Exercise task =>
Retype the lines of the material starting at the one containing "search-icon bbox=[59, 82, 71, 94]" and ending at the one containing "whatsapp-window: WhatsApp —", with both of those lines included.

Extracted records =>

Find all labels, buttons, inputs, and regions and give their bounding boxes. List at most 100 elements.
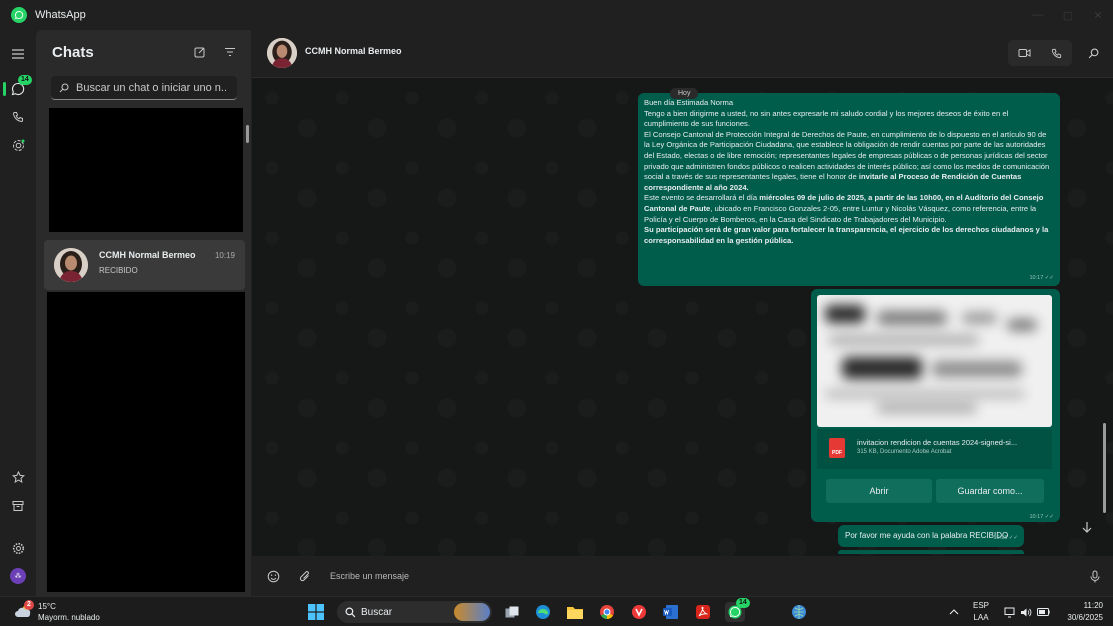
search-icon bbox=[59, 82, 71, 94]
search-messages-icon[interactable] bbox=[1084, 44, 1102, 62]
network-app-icon[interactable] bbox=[789, 602, 809, 622]
message-time-text: 10:17 bbox=[1029, 275, 1044, 282]
video-call-icon[interactable] bbox=[1008, 40, 1040, 66]
message-text: Este evento se desarrollará el día bbox=[644, 193, 760, 203]
message-line: Este evento se desarrollará el día miérc… bbox=[644, 193, 1054, 225]
document-info[interactable]: PDF invitacion rendicion de cuentas 2024… bbox=[817, 429, 1052, 469]
calls-icon[interactable] bbox=[8, 107, 28, 127]
weather-badge: 2 bbox=[24, 600, 34, 610]
language-indicator[interactable]: ESP LAA bbox=[973, 600, 989, 624]
starred-icon[interactable] bbox=[8, 467, 28, 487]
call-buttons bbox=[1008, 40, 1072, 66]
blurred-content bbox=[877, 311, 947, 325]
profile-avatar[interactable]: ⁂ bbox=[8, 566, 28, 586]
weather-condition: Mayorm. nublado bbox=[38, 613, 100, 622]
conversation-header: CCMH Normal Bermeo bbox=[252, 30, 1113, 78]
header-avatar[interactable] bbox=[267, 38, 297, 68]
menu-icon[interactable] bbox=[8, 44, 28, 64]
redacted-area-bottom bbox=[47, 292, 245, 592]
message-line: Buen día Estimada Norma bbox=[644, 98, 734, 107]
emoji-icon[interactable] bbox=[265, 568, 281, 584]
message-line: El Consejo Cantonal de Protección Integr… bbox=[644, 130, 1054, 194]
scroll-down-icon[interactable] bbox=[1078, 518, 1096, 536]
chrome-icon[interactable] bbox=[597, 602, 617, 622]
status-icon[interactable] bbox=[8, 135, 28, 155]
save-as-button[interactable]: Guardar como... bbox=[936, 479, 1044, 503]
open-document-button[interactable]: Abrir bbox=[826, 479, 932, 503]
show-hidden-icons-chevron-icon[interactable] bbox=[944, 602, 964, 622]
whatsapp-window: WhatsApp — ▢ ✕ 14 ⁂ Chats Buscar un chat… bbox=[0, 0, 1113, 596]
new-chat-icon[interactable] bbox=[192, 44, 208, 60]
title-bar: WhatsApp — ▢ ✕ bbox=[0, 0, 1113, 30]
attach-icon[interactable] bbox=[297, 568, 313, 584]
chats-badge: 14 bbox=[18, 75, 32, 85]
message-text: Por favor me ayuda con la palabra RECIBI… bbox=[845, 531, 1009, 540]
acrobat-icon[interactable] bbox=[693, 602, 713, 622]
blurred-content bbox=[932, 361, 1022, 377]
taskbar-search[interactable]: Buscar bbox=[337, 601, 492, 623]
blurred-content bbox=[825, 390, 1025, 398]
day-separator: Hoy bbox=[670, 88, 699, 99]
whatsapp-logo-icon bbox=[11, 7, 27, 23]
whatsapp-taskbar-badge: 14 bbox=[736, 598, 750, 608]
microphone-icon[interactable] bbox=[1087, 568, 1103, 584]
system-clock[interactable]: 11:20 30/6/2025 bbox=[1067, 600, 1103, 624]
message-time: 10:18 ✓✓ bbox=[993, 535, 1018, 541]
windows-taskbar: 2 15°C Mayorm. nublado Buscar 14 ESP LAA… bbox=[0, 596, 1113, 626]
redacted-area-top bbox=[49, 108, 243, 232]
blurred-content bbox=[825, 305, 865, 323]
message-time-text: 10:17 bbox=[1029, 514, 1044, 520]
message-invitation[interactable]: Buen día Estimada Norma Tengo a bien dir… bbox=[638, 93, 1060, 286]
windows-start-icon[interactable] bbox=[306, 602, 326, 622]
search-icon bbox=[345, 606, 356, 618]
blurred-content bbox=[829, 335, 979, 345]
keyboard-layout: LAA bbox=[973, 613, 989, 622]
minimize-button[interactable]: — bbox=[1023, 0, 1053, 30]
message-line: Su participación será de gran valor para… bbox=[644, 225, 1054, 246]
clock-time: 11:20 bbox=[1083, 601, 1103, 610]
chat-time: 10:19 bbox=[214, 251, 235, 260]
blurred-content bbox=[877, 403, 977, 413]
filter-icon[interactable] bbox=[222, 44, 238, 60]
voice-call-icon[interactable] bbox=[1040, 40, 1072, 66]
settings-icon[interactable] bbox=[8, 538, 28, 558]
vivaldi-icon[interactable] bbox=[629, 602, 649, 622]
blurred-content bbox=[962, 313, 997, 323]
chat-name: CCMH Normal Bermeo bbox=[99, 250, 196, 260]
contact-name[interactable]: CCMH Normal Bermeo bbox=[305, 46, 402, 56]
whatsapp-taskbar-icon[interactable]: 14 bbox=[725, 598, 750, 622]
message-bold-text: Su participación será de gran valor para… bbox=[644, 225, 1049, 245]
conversation-scrollbar[interactable] bbox=[1103, 423, 1106, 513]
message-input[interactable] bbox=[330, 567, 1030, 585]
pdf-file-icon: PDF bbox=[829, 438, 845, 458]
chats-title: Chats bbox=[52, 44, 94, 61]
maximize-button[interactable]: ▢ bbox=[1053, 0, 1083, 30]
conversation-pane: CCMH Normal Bermeo Hoy Buen día Estimada… bbox=[252, 30, 1113, 596]
message-document[interactable]: PDF invitacion rendicion de cuentas 2024… bbox=[811, 289, 1060, 522]
close-button[interactable]: ✕ bbox=[1083, 0, 1113, 30]
document-preview[interactable] bbox=[817, 295, 1052, 427]
document-filename: invitacion rendicion de cuentas 2024-sig… bbox=[857, 438, 1018, 447]
chats-icon[interactable]: 14 bbox=[8, 75, 32, 99]
taskbar-search-label: Buscar bbox=[361, 606, 393, 618]
message-time-text: 10:18 bbox=[993, 535, 1008, 541]
battery-icon[interactable] bbox=[1033, 602, 1053, 622]
search-input[interactable] bbox=[76, 81, 226, 94]
edge-icon[interactable] bbox=[533, 602, 553, 622]
chat-preview: RECIBIDO bbox=[99, 266, 138, 275]
word-icon[interactable] bbox=[661, 602, 681, 622]
message-time: 10:17 ✓✓ bbox=[1029, 275, 1054, 282]
chat-search[interactable] bbox=[51, 76, 237, 100]
search-highlight-icon bbox=[454, 603, 490, 621]
blurred-content bbox=[1007, 319, 1037, 331]
chat-list-scrollbar[interactable] bbox=[246, 125, 249, 143]
archive-icon[interactable] bbox=[8, 496, 28, 516]
message-time: 10:17 ✓✓ bbox=[1029, 514, 1054, 520]
nav-rail: 14 ⁂ bbox=[0, 30, 36, 596]
active-indicator bbox=[3, 82, 6, 96]
chat-list-item[interactable]: CCMH Normal Bermeo 10:19 RECIBIDO bbox=[44, 240, 245, 290]
blurred-content bbox=[842, 357, 922, 379]
message-request[interactable]: Por favor me ayuda con la palabra RECIBI… bbox=[838, 525, 1024, 547]
file-explorer-icon[interactable] bbox=[565, 602, 585, 622]
task-view-icon[interactable] bbox=[502, 602, 522, 622]
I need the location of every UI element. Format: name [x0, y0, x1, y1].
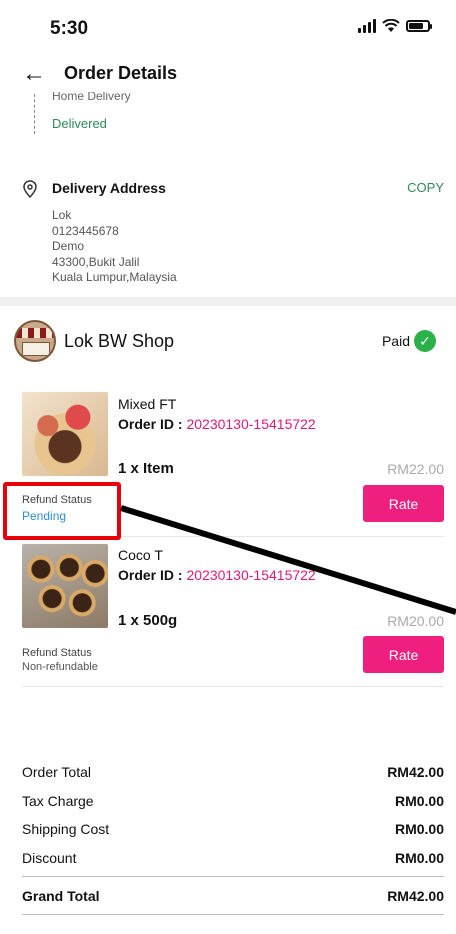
grand-total-label: Grand Total [22, 888, 100, 904]
grand-total-row: Grand Total RM42.00 [22, 888, 444, 904]
grand-total-value: RM42.00 [387, 888, 444, 904]
summary-value: RM42.00 [387, 764, 444, 780]
summary-value: RM0.00 [394, 793, 444, 809]
summary-value: RM0.00 [394, 850, 444, 866]
summary-label: Tax Charge [22, 793, 94, 809]
summary-row: Shipping Cost RM0.00 [22, 821, 444, 837]
summary-value: RM0.00 [394, 821, 444, 837]
summary-label: Discount [22, 850, 77, 866]
summary-row: Order Total RM42.00 [22, 764, 444, 780]
summary-label: Order Total [22, 764, 91, 780]
summary-divider [22, 876, 444, 877]
summary-label: Shipping Cost [22, 821, 110, 837]
summary-row: Discount RM0.00 [22, 850, 444, 866]
summary-divider [22, 914, 444, 915]
summary-row: Tax Charge RM0.00 [22, 793, 444, 809]
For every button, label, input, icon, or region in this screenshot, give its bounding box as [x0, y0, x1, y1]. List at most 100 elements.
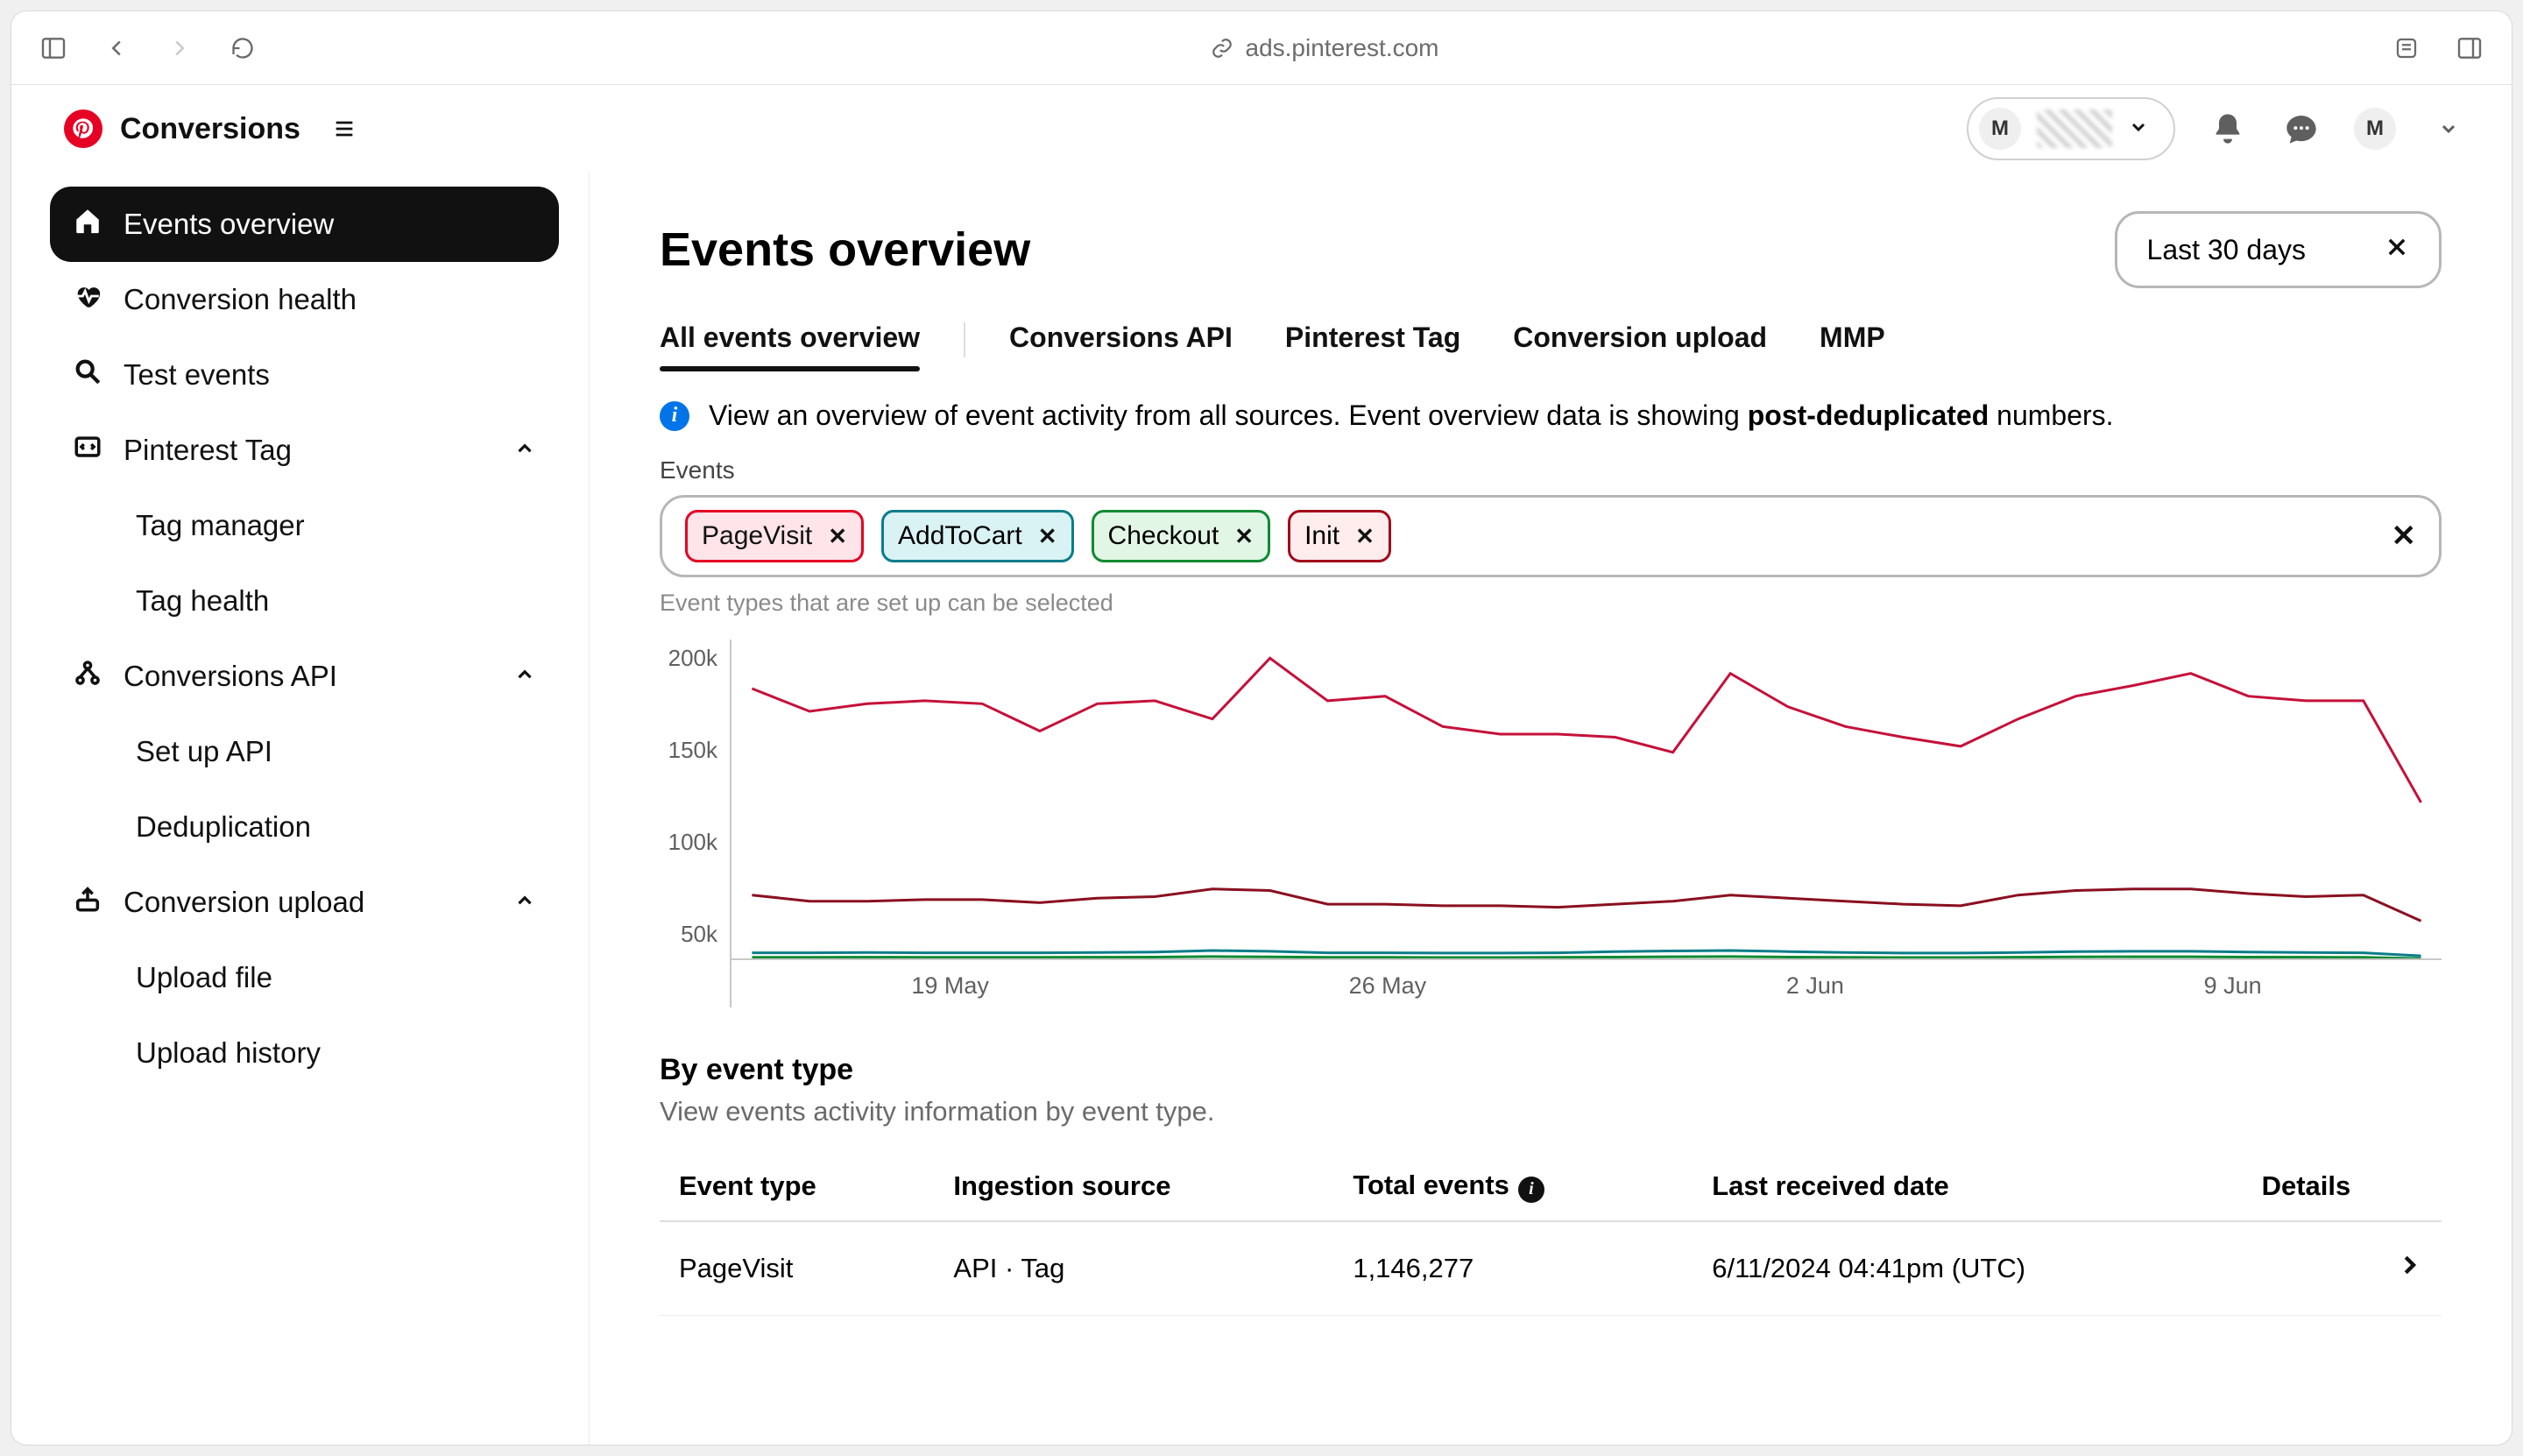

Written response =>
search-icon bbox=[59, 82, 71, 94]
search-messages-icon[interactable] bbox=[1084, 44, 1102, 62]
network-app-icon[interactable] bbox=[789, 602, 809, 622]
message-time-text: 10:17 bbox=[1029, 275, 1044, 282]
video-call-icon[interactable] bbox=[1008, 40, 1040, 66]
message-text: Este evento se desarrollará el día bbox=[644, 193, 760, 203]
message-line: Este evento se desarrollará el día miérc… bbox=[644, 193, 1054, 225]
document-info[interactable]: PDF invitacion rendicion de cuentas 2024… bbox=[817, 429, 1052, 469]
calls-icon[interactable] bbox=[8, 107, 28, 127]
weather-badge: 2 bbox=[24, 600, 34, 610]
language-indicator[interactable]: ESP LAA bbox=[973, 600, 989, 624]
starred-icon[interactable] bbox=[8, 467, 28, 487]
call-buttons bbox=[1008, 40, 1072, 66]
blurred-content bbox=[877, 311, 947, 325]
profile-avatar[interactable]: ⁂ bbox=[8, 566, 28, 586]
weather-condition: Mayorm. nublado bbox=[38, 613, 100, 622]
conversation-header: CCMH Normal Bermeo bbox=[252, 30, 1113, 78]
header-avatar[interactable] bbox=[267, 38, 297, 68]
menu-icon[interactable] bbox=[8, 44, 28, 64]
redacted-area-bottom bbox=[47, 292, 245, 592]
message-line: Buen día Estimada Norma bbox=[644, 98, 734, 107]
emoji-icon[interactable] bbox=[265, 568, 281, 584]
message-line: El Consejo Cantonal de Protección Integr… bbox=[644, 130, 1054, 194]
scroll-down-icon[interactable] bbox=[1078, 518, 1096, 536]
chrome-icon[interactable] bbox=[597, 602, 617, 622]
status-icon[interactable] bbox=[8, 135, 28, 155]
save-as-button[interactable]: Guardar como... bbox=[936, 479, 1044, 503]
open-document-button[interactable]: Abrir bbox=[826, 479, 932, 503]
show-hidden-icons-chevron-icon[interactable] bbox=[944, 602, 964, 622]
whatsapp-window: WhatsApp — ▢ ✕ 14 ⁂ Chats Buscar un chat… bbox=[0, 0, 1113, 596]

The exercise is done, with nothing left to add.